Problem description :: From the entries below, count the lines with "values". Write only the count.

Records to process ::
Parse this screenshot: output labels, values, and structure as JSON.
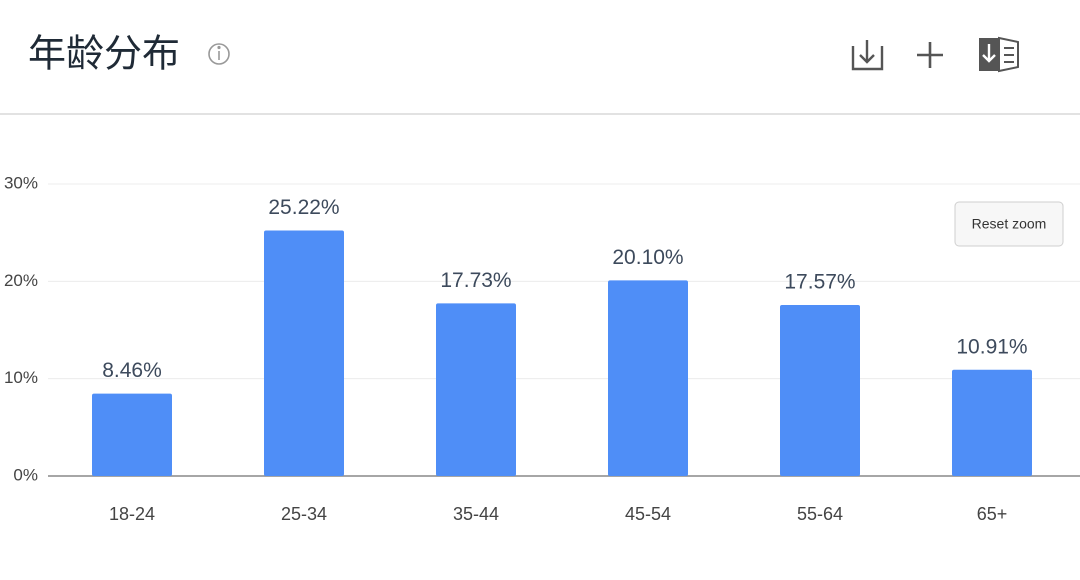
{
  "chart_data": {
    "type": "bar",
    "title": "年龄分布",
    "categories": [
      "18-24",
      "25-34",
      "35-44",
      "45-54",
      "55-64",
      "65+"
    ],
    "values": [
      8.46,
      25.22,
      17.73,
      20.1,
      17.57,
      10.91
    ],
    "value_labels": [
      "8.46%",
      "25.22%",
      "17.73%",
      "20.10%",
      "17.57%",
      "10.91%"
    ],
    "color": "#4f8ef7",
    "ylim": [
      0,
      30
    ],
    "yticks": [
      {
        "value": 0,
        "label": "0%"
      },
      {
        "value": 10,
        "label": "10%"
      },
      {
        "value": 20,
        "label": "20%"
      },
      {
        "value": 30,
        "label": "30%"
      }
    ],
    "grid": true
  },
  "controls": {
    "reset_zoom": "Reset zoom"
  }
}
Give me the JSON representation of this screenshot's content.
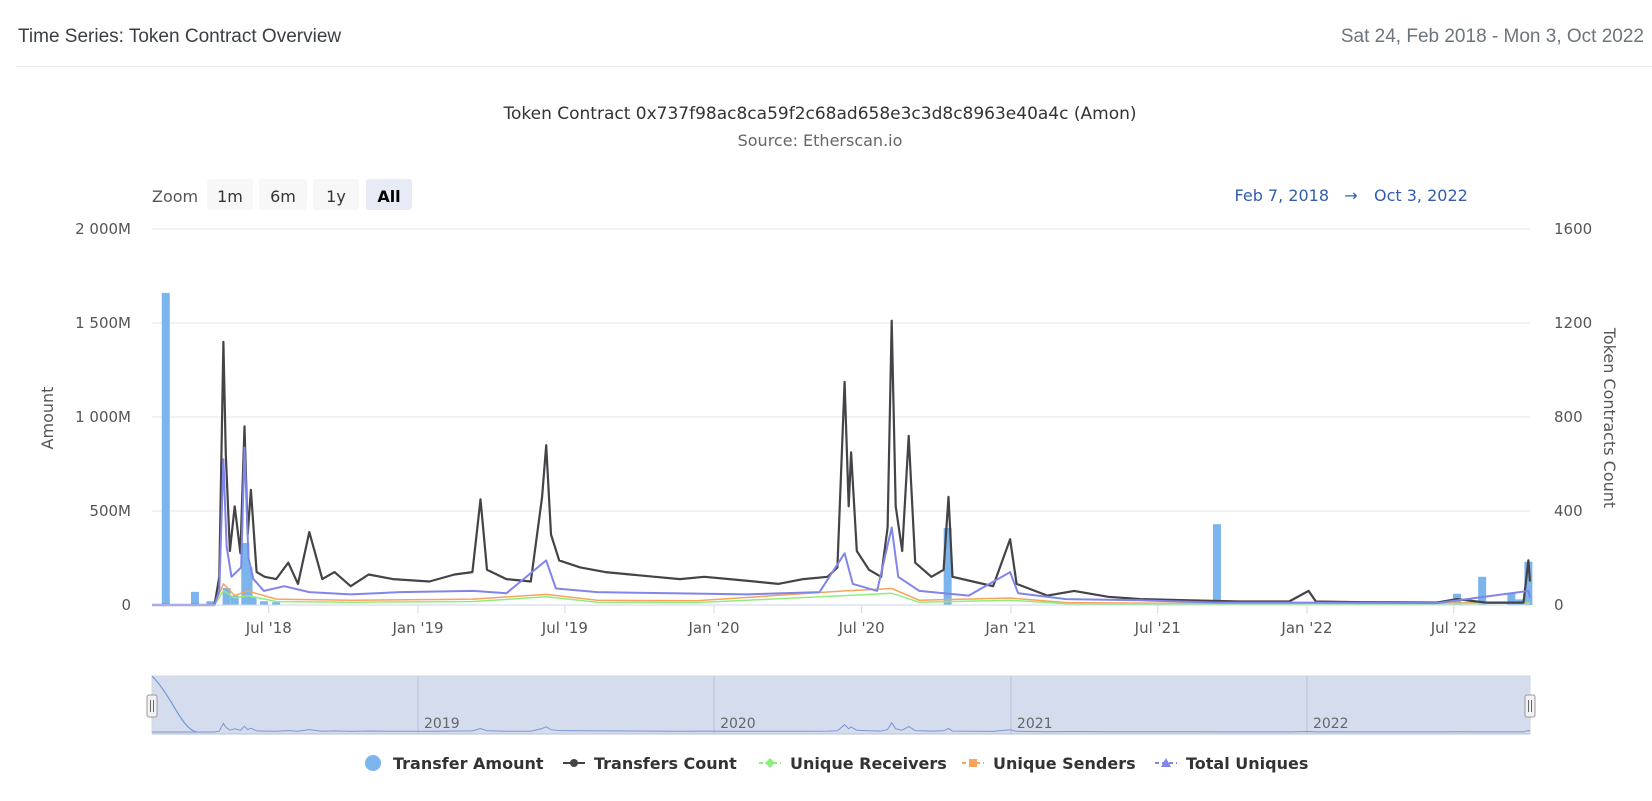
{
  "header": {
    "title": "Time Series: Token Contract Overview",
    "date_range": "Sat 24, Feb 2018 - Mon 3, Oct 2022"
  },
  "toolbar": {
    "zoom_label": "Zoom",
    "buttons": [
      "1m",
      "6m",
      "1y",
      "All"
    ],
    "selected": "All",
    "range_from": "Feb 7, 2018",
    "range_arrow": "→",
    "range_to": "Oct 3, 2022"
  },
  "navigator": {
    "labels": [
      "2019",
      "2020",
      "2021",
      "2022"
    ]
  },
  "colors": {
    "transfer_amount": "#7cb5ec",
    "transfers_count": "#434348",
    "unique_receivers": "#90ed7d",
    "unique_senders": "#f7a35c",
    "total_uniques": "#8085e9",
    "grid": "#e6e6e6",
    "navigator_fill": "#ccd6eb",
    "range_text": "#335cad"
  },
  "chart_data": {
    "type": "line",
    "title": "Token Contract 0x737f98ac8ca59f2c68ad658e3c3d8c8963e40a4c (Amon)",
    "subtitle": "Source: Etherscan.io",
    "xlabel": "",
    "x_range": [
      "2018-02-07",
      "2022-10-03"
    ],
    "x_ticks": [
      "Jul '18",
      "Jan '19",
      "Jul '19",
      "Jan '20",
      "Jul '20",
      "Jan '21",
      "Jul '21",
      "Jan '22",
      "Jul '22"
    ],
    "x_tick_dates": [
      "2018-07-01",
      "2019-01-01",
      "2019-07-01",
      "2020-01-01",
      "2020-07-01",
      "2021-01-01",
      "2021-07-01",
      "2022-01-01",
      "2022-07-01"
    ],
    "y_left": {
      "label": "Amount",
      "range": [
        0,
        2000000000
      ],
      "ticks": [
        "0",
        "500M",
        "1 000M",
        "1 500M",
        "2 000M"
      ]
    },
    "y_right": {
      "label": "Token Contracts Count",
      "range": [
        0,
        1600
      ],
      "ticks": [
        "0",
        "400",
        "800",
        "1200",
        "1600"
      ]
    },
    "grid": true,
    "legend_position": "bottom",
    "series": [
      {
        "name": "Transfer Amount",
        "type": "column",
        "axis": "left",
        "points": [
          [
            "2018-02-24",
            1660000000
          ],
          [
            "2018-04-01",
            70000000
          ],
          [
            "2018-04-20",
            20000000
          ],
          [
            "2018-05-10",
            90000000
          ],
          [
            "2018-05-20",
            50000000
          ],
          [
            "2018-06-02",
            330000000
          ],
          [
            "2018-06-06",
            200000000
          ],
          [
            "2018-06-11",
            40000000
          ],
          [
            "2018-06-25",
            20000000
          ],
          [
            "2018-07-10",
            15000000
          ],
          [
            "2020-10-15",
            410000000
          ],
          [
            "2021-09-12",
            430000000
          ],
          [
            "2022-07-05",
            60000000
          ],
          [
            "2022-08-05",
            150000000
          ],
          [
            "2022-09-10",
            60000000
          ],
          [
            "2022-09-20",
            30000000
          ],
          [
            "2022-10-01",
            230000000
          ]
        ]
      },
      {
        "name": "Transfers Count",
        "type": "line",
        "axis": "right",
        "points": [
          [
            "2018-02-07",
            0
          ],
          [
            "2018-04-25",
            0
          ],
          [
            "2018-05-01",
            120
          ],
          [
            "2018-05-06",
            1120
          ],
          [
            "2018-05-09",
            640
          ],
          [
            "2018-05-14",
            230
          ],
          [
            "2018-05-20",
            420
          ],
          [
            "2018-05-27",
            220
          ],
          [
            "2018-06-01",
            760
          ],
          [
            "2018-06-05",
            300
          ],
          [
            "2018-06-09",
            490
          ],
          [
            "2018-06-16",
            140
          ],
          [
            "2018-06-26",
            120
          ],
          [
            "2018-07-10",
            110
          ],
          [
            "2018-07-25",
            180
          ],
          [
            "2018-08-06",
            90
          ],
          [
            "2018-08-20",
            310
          ],
          [
            "2018-09-05",
            110
          ],
          [
            "2018-09-20",
            140
          ],
          [
            "2018-10-10",
            80
          ],
          [
            "2018-11-01",
            130
          ],
          [
            "2018-12-01",
            110
          ],
          [
            "2019-01-15",
            100
          ],
          [
            "2019-02-15",
            130
          ],
          [
            "2019-03-09",
            140
          ],
          [
            "2019-03-19",
            450
          ],
          [
            "2019-03-27",
            150
          ],
          [
            "2019-04-20",
            110
          ],
          [
            "2019-05-20",
            100
          ],
          [
            "2019-06-03",
            460
          ],
          [
            "2019-06-08",
            680
          ],
          [
            "2019-06-14",
            300
          ],
          [
            "2019-06-24",
            190
          ],
          [
            "2019-07-20",
            160
          ],
          [
            "2019-08-20",
            140
          ],
          [
            "2019-09-20",
            130
          ],
          [
            "2019-10-20",
            120
          ],
          [
            "2019-11-20",
            110
          ],
          [
            "2019-12-20",
            120
          ],
          [
            "2020-01-20",
            110
          ],
          [
            "2020-02-20",
            100
          ],
          [
            "2020-03-20",
            90
          ],
          [
            "2020-04-20",
            110
          ],
          [
            "2020-05-20",
            120
          ],
          [
            "2020-06-01",
            160
          ],
          [
            "2020-06-10",
            950
          ],
          [
            "2020-06-15",
            420
          ],
          [
            "2020-06-18",
            650
          ],
          [
            "2020-06-25",
            230
          ],
          [
            "2020-07-10",
            150
          ],
          [
            "2020-07-25",
            120
          ],
          [
            "2020-08-02",
            330
          ],
          [
            "2020-08-07",
            1210
          ],
          [
            "2020-08-12",
            420
          ],
          [
            "2020-08-20",
            230
          ],
          [
            "2020-08-28",
            720
          ],
          [
            "2020-09-05",
            180
          ],
          [
            "2020-09-25",
            120
          ],
          [
            "2020-10-10",
            150
          ],
          [
            "2020-10-16",
            460
          ],
          [
            "2020-10-21",
            120
          ],
          [
            "2020-11-15",
            100
          ],
          [
            "2020-12-10",
            80
          ],
          [
            "2020-12-31",
            280
          ],
          [
            "2021-01-08",
            90
          ],
          [
            "2021-02-15",
            40
          ],
          [
            "2021-03-20",
            60
          ],
          [
            "2021-05-01",
            35
          ],
          [
            "2021-06-10",
            25
          ],
          [
            "2021-08-10",
            20
          ],
          [
            "2021-10-10",
            15
          ],
          [
            "2021-12-10",
            15
          ],
          [
            "2022-01-03",
            60
          ],
          [
            "2022-01-12",
            15
          ],
          [
            "2022-03-10",
            12
          ],
          [
            "2022-06-10",
            10
          ],
          [
            "2022-07-05",
            25
          ],
          [
            "2022-08-10",
            10
          ],
          [
            "2022-09-25",
            10
          ],
          [
            "2022-10-01",
            190
          ],
          [
            "2022-10-03",
            100
          ]
        ]
      },
      {
        "name": "Unique Receivers",
        "type": "line",
        "axis": "right",
        "points": [
          [
            "2018-02-07",
            0
          ],
          [
            "2018-04-25",
            0
          ],
          [
            "2018-05-06",
            60
          ],
          [
            "2018-05-20",
            30
          ],
          [
            "2018-06-05",
            40
          ],
          [
            "2018-07-10",
            15
          ],
          [
            "2018-10-10",
            12
          ],
          [
            "2019-03-10",
            15
          ],
          [
            "2019-06-08",
            35
          ],
          [
            "2019-08-10",
            12
          ],
          [
            "2019-12-10",
            10
          ],
          [
            "2020-06-10",
            40
          ],
          [
            "2020-08-07",
            50
          ],
          [
            "2020-09-10",
            12
          ],
          [
            "2020-12-31",
            20
          ],
          [
            "2021-03-10",
            6
          ],
          [
            "2021-09-10",
            4
          ],
          [
            "2022-03-10",
            3
          ],
          [
            "2022-10-03",
            8
          ]
        ]
      },
      {
        "name": "Unique Senders",
        "type": "line",
        "axis": "right",
        "points": [
          [
            "2018-02-07",
            0
          ],
          [
            "2018-04-25",
            0
          ],
          [
            "2018-05-06",
            90
          ],
          [
            "2018-05-20",
            40
          ],
          [
            "2018-06-05",
            60
          ],
          [
            "2018-07-10",
            25
          ],
          [
            "2018-10-10",
            20
          ],
          [
            "2019-03-10",
            25
          ],
          [
            "2019-06-08",
            45
          ],
          [
            "2019-08-10",
            20
          ],
          [
            "2019-12-10",
            18
          ],
          [
            "2020-06-10",
            60
          ],
          [
            "2020-08-07",
            70
          ],
          [
            "2020-09-10",
            20
          ],
          [
            "2020-12-31",
            30
          ],
          [
            "2021-03-10",
            10
          ],
          [
            "2021-09-10",
            6
          ],
          [
            "2022-03-10",
            5
          ],
          [
            "2022-10-03",
            12
          ]
        ]
      },
      {
        "name": "Total Uniques",
        "type": "line",
        "axis": "right",
        "points": [
          [
            "2018-02-07",
            0
          ],
          [
            "2018-04-25",
            0
          ],
          [
            "2018-05-01",
            60
          ],
          [
            "2018-05-06",
            620
          ],
          [
            "2018-05-10",
            250
          ],
          [
            "2018-05-16",
            120
          ],
          [
            "2018-05-28",
            160
          ],
          [
            "2018-06-01",
            670
          ],
          [
            "2018-06-06",
            200
          ],
          [
            "2018-06-12",
            110
          ],
          [
            "2018-06-25",
            60
          ],
          [
            "2018-07-20",
            80
          ],
          [
            "2018-08-20",
            55
          ],
          [
            "2018-10-10",
            45
          ],
          [
            "2018-12-10",
            55
          ],
          [
            "2019-03-10",
            60
          ],
          [
            "2019-04-20",
            50
          ],
          [
            "2019-06-08",
            190
          ],
          [
            "2019-06-20",
            70
          ],
          [
            "2019-08-10",
            55
          ],
          [
            "2019-11-10",
            50
          ],
          [
            "2020-02-10",
            45
          ],
          [
            "2020-05-10",
            55
          ],
          [
            "2020-06-10",
            220
          ],
          [
            "2020-06-20",
            90
          ],
          [
            "2020-07-20",
            60
          ],
          [
            "2020-08-07",
            330
          ],
          [
            "2020-08-15",
            120
          ],
          [
            "2020-09-10",
            60
          ],
          [
            "2020-11-10",
            40
          ],
          [
            "2020-12-31",
            140
          ],
          [
            "2021-01-10",
            50
          ],
          [
            "2021-03-10",
            25
          ],
          [
            "2021-06-10",
            20
          ],
          [
            "2021-09-10",
            10
          ],
          [
            "2022-01-10",
            10
          ],
          [
            "2022-06-10",
            8
          ],
          [
            "2022-10-01",
            60
          ],
          [
            "2022-10-03",
            30
          ]
        ]
      }
    ]
  }
}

Final result :: 2